__TASK GOAL__
All entries are to be quoted exactly; the images stay out of the copy.

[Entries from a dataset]
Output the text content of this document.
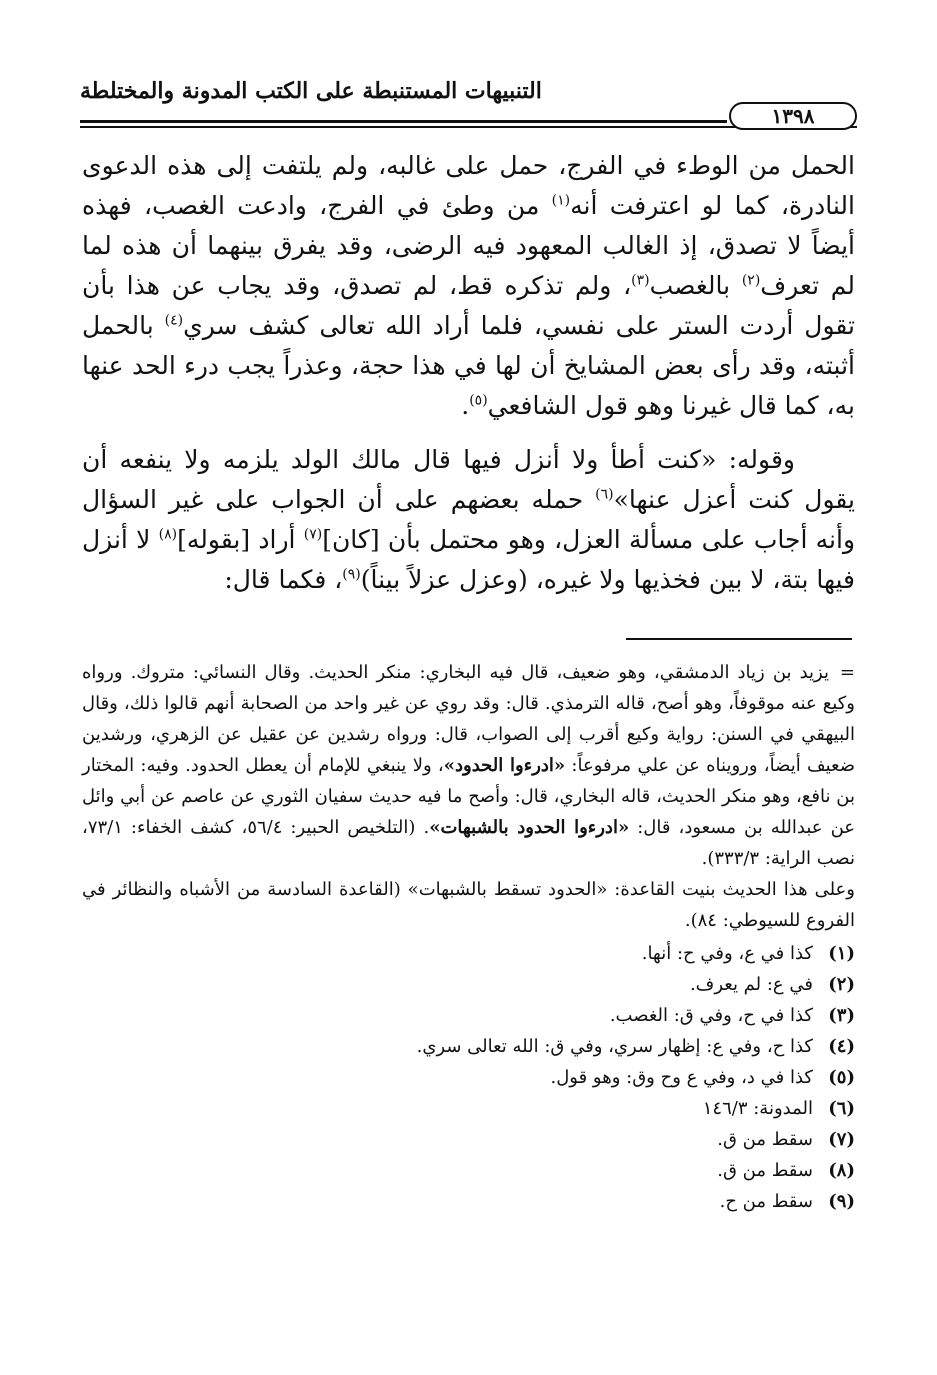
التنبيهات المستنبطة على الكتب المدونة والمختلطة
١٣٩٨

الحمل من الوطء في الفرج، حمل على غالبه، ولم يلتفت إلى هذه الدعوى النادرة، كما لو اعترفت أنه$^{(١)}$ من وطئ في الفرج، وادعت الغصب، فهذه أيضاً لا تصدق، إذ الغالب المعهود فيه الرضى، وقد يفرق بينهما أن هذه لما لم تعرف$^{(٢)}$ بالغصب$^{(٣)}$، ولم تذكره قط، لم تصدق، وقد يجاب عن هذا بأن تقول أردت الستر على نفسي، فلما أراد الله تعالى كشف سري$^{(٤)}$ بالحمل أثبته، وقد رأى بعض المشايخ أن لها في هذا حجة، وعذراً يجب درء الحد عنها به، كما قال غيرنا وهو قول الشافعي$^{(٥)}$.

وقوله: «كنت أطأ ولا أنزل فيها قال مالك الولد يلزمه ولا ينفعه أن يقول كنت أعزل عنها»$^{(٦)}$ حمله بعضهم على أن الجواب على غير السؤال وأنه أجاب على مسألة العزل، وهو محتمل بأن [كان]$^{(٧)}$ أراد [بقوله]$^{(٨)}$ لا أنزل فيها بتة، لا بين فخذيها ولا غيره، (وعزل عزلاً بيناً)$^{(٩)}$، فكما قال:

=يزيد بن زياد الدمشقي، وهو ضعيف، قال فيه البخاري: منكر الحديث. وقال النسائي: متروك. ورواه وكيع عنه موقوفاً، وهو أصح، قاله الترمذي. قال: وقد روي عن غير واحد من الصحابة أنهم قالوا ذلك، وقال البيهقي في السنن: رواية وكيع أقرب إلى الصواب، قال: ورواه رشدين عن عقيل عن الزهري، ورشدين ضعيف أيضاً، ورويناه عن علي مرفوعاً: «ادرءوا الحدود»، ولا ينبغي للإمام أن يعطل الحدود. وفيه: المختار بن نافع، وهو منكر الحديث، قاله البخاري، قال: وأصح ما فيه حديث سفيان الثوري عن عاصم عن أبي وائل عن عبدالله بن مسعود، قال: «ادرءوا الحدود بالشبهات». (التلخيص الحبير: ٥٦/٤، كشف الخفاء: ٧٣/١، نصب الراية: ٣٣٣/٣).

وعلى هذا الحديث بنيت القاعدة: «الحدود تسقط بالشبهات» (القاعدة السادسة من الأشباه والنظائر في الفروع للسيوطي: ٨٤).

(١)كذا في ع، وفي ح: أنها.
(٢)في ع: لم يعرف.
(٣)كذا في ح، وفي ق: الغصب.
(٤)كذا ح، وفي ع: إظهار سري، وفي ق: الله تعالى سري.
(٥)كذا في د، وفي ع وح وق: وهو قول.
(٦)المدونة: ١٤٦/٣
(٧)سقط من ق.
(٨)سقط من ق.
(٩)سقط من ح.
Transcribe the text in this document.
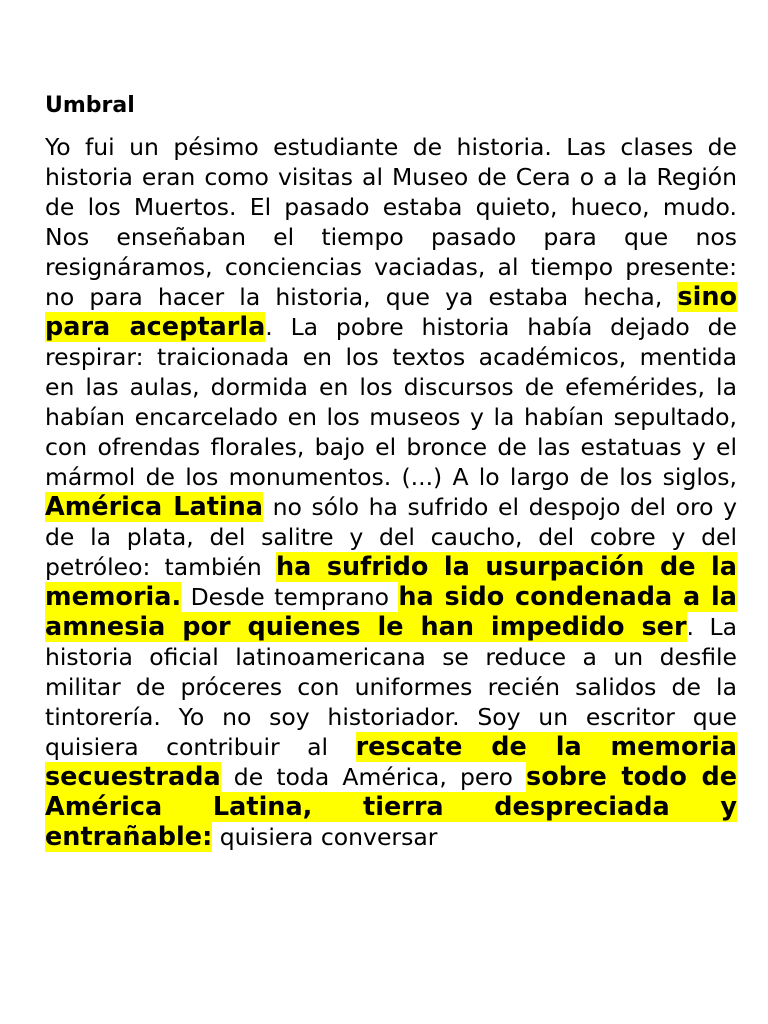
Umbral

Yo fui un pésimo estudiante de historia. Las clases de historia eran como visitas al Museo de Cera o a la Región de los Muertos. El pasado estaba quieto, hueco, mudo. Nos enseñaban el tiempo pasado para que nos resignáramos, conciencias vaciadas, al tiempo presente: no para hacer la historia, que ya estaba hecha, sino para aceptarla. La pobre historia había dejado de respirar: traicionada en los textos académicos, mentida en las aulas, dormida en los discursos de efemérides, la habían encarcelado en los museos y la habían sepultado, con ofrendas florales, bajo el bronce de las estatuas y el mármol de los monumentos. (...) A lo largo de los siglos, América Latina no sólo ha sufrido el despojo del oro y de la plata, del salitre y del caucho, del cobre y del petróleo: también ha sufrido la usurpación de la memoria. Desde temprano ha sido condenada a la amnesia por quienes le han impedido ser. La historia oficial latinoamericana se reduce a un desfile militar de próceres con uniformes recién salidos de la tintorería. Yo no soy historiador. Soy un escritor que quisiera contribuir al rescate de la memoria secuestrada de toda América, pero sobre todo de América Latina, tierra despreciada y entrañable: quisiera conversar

__SOLUTION FOR THIS TASK__
Output the text content of this document.
التنبيهات المستنبطة على الكتب المدونة والمختلطة
١٣٩٨

الحمل من الوطء في الفرج، حمل على غالبه، ولم يلتفت إلى هذه الدعوى النادرة، كما لو اعترفت أنه$^{(١)}$ من وطئ في الفرج، وادعت الغصب، فهذه أيضاً لا تصدق، إذ الغالب المعهود فيه الرضى، وقد يفرق بينهما أن هذه لما لم تعرف$^{(٢)}$ بالغصب$^{(٣)}$، ولم تذكره قط، لم تصدق، وقد يجاب عن هذا بأن تقول أردت الستر على نفسي، فلما أراد الله تعالى كشف سري$^{(٤)}$ بالحمل أثبته، وقد رأى بعض المشايخ أن لها في هذا حجة، وعذراً يجب درء الحد عنها به، كما قال غيرنا وهو قول الشافعي$^{(٥)}$.

وقوله: «كنت أطأ ولا أنزل فيها قال مالك الولد يلزمه ولا ينفعه أن يقول كنت أعزل عنها»$^{(٦)}$ حمله بعضهم على أن الجواب على غير السؤال وأنه أجاب على مسألة العزل، وهو محتمل بأن [كان]$^{(٧)}$ أراد [بقوله]$^{(٨)}$ لا أنزل فيها بتة، لا بين فخذيها ولا غيره، (وعزل عزلاً بيناً)$^{(٩)}$، فكما قال:

=يزيد بن زياد الدمشقي، وهو ضعيف، قال فيه البخاري: منكر الحديث. وقال النسائي: متروك. ورواه وكيع عنه موقوفاً، وهو أصح، قاله الترمذي. قال: وقد روي عن غير واحد من الصحابة أنهم قالوا ذلك، وقال البيهقي في السنن: رواية وكيع أقرب إلى الصواب، قال: ورواه رشدين عن عقيل عن الزهري، ورشدين ضعيف أيضاً، ورويناه عن علي مرفوعاً: «ادرءوا الحدود»، ولا ينبغي للإمام أن يعطل الحدود. وفيه: المختار بن نافع، وهو منكر الحديث، قاله البخاري، قال: وأصح ما فيه حديث سفيان الثوري عن عاصم عن أبي وائل عن عبدالله بن مسعود، قال: «ادرءوا الحدود بالشبهات». (التلخيص الحبير: ٥٦/٤، كشف الخفاء: ٧٣/١، نصب الراية: ٣٣٣/٣).

وعلى هذا الحديث بنيت القاعدة: «الحدود تسقط بالشبهات» (القاعدة السادسة من الأشباه والنظائر في الفروع للسيوطي: ٨٤).

(١)كذا في ع، وفي ح: أنها.
(٢)في ع: لم يعرف.
(٣)كذا في ح، وفي ق: الغصب.
(٤)كذا ح، وفي ع: إظهار سري، وفي ق: الله تعالى سري.
(٥)كذا في د، وفي ع وح وق: وهو قول.
(٦)المدونة: ١٤٦/٣
(٧)سقط من ق.
(٨)سقط من ق.
(٩)سقط من ح.
Transcribe the text in this document.
Umbral

Yo fui un pésimo estudiante de historia. Las clases de historia eran como visitas al Museo de Cera o a la Región de los Muertos. El pasado estaba quieto, hueco, mudo. Nos enseñaban el tiempo pasado para que nos resignáramos, conciencias vaciadas, al tiempo presente: no para hacer la historia, que ya estaba hecha, sino para aceptarla. La pobre historia había dejado de respirar: traicionada en los textos académicos, mentida en las aulas, dormida en los discursos de efemérides, la habían encarcelado en los museos y la habían sepultado, con ofrendas florales, bajo el bronce de las estatuas y el mármol de los monumentos. (...) A lo largo de los siglos, América Latina no sólo ha sufrido el despojo del oro y de la plata, del salitre y del caucho, del cobre y del petróleo: también ha sufrido la usurpación de la memoria. Desde temprano ha sido condenada a la amnesia por quienes le han impedido ser. La historia oficial latinoamericana se reduce a un desfile militar de próceres con uniformes recién salidos de la tintorería. Yo no soy historiador. Soy un escritor que quisiera contribuir al rescate de la memoria secuestrada de toda América, pero sobre todo de América Latina, tierra despreciada y entrañable: quisiera conversar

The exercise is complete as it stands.